## Start Extracted entries

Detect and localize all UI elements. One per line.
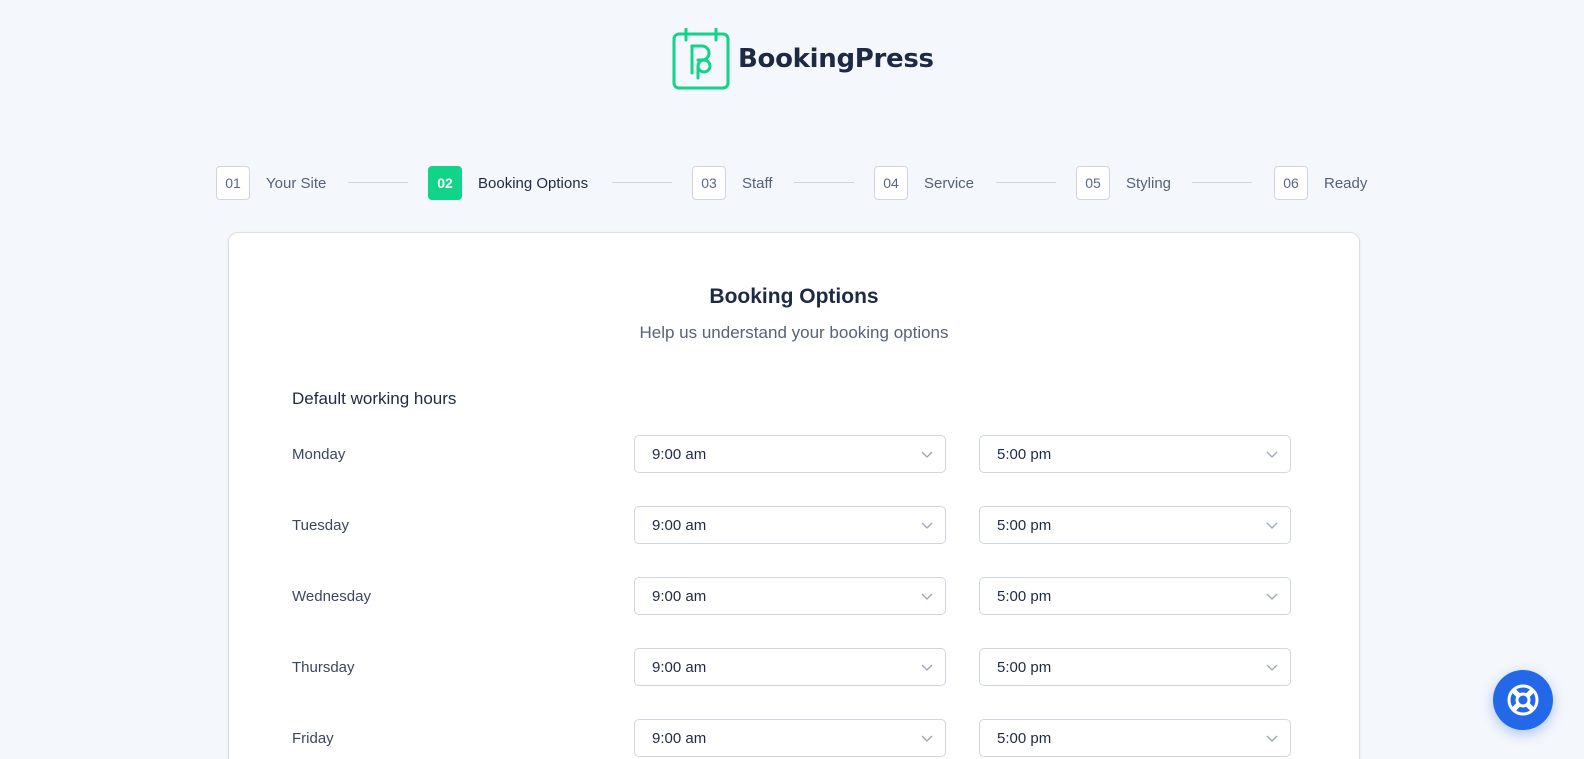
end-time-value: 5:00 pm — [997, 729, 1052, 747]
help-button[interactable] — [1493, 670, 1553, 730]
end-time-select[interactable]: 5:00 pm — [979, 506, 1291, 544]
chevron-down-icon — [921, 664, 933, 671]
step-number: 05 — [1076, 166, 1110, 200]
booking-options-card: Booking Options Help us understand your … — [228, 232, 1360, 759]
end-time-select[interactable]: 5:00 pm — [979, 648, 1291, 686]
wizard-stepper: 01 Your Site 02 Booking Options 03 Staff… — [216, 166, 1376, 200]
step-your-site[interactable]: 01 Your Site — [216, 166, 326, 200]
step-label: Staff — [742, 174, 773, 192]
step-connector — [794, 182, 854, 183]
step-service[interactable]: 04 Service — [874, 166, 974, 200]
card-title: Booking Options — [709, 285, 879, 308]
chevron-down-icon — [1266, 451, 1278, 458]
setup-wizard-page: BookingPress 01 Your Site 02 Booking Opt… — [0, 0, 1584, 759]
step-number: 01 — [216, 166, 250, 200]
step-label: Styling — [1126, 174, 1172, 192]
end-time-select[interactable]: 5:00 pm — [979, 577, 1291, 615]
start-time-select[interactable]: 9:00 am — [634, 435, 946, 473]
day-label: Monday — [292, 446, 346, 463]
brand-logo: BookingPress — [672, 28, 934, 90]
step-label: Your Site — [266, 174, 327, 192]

## End Extracted entries

■ **What the exercise asks**: Render the part of the records that opens with the line containing "end-time-value: 5:00 pm" and closes with the line containing "end-time-select[interactable]: 5:00 pm — [979, 648, 1291, 686]" as a JSON list of strings, one string per line, with both of those lines included and any blank lines left out. Give only that list.

■ **Written response**:
[
  "end-time-value: 5:00 pm — [997, 729, 1052, 747]",
  "help-button[interactable] — [1493, 670, 1553, 730]",
  "end-time-select[interactable]: 5:00 pm — [979, 506, 1291, 544]",
  "chevron-down-icon — [921, 664, 933, 671]",
  "step-number: 05 — [1076, 166, 1110, 200]",
  "booking-options-card: Booking Options Help us understand your … — [228, 232, 1360, 759]",
  "end-time-select[interactable]: 5:00 pm — [979, 648, 1291, 686]"
]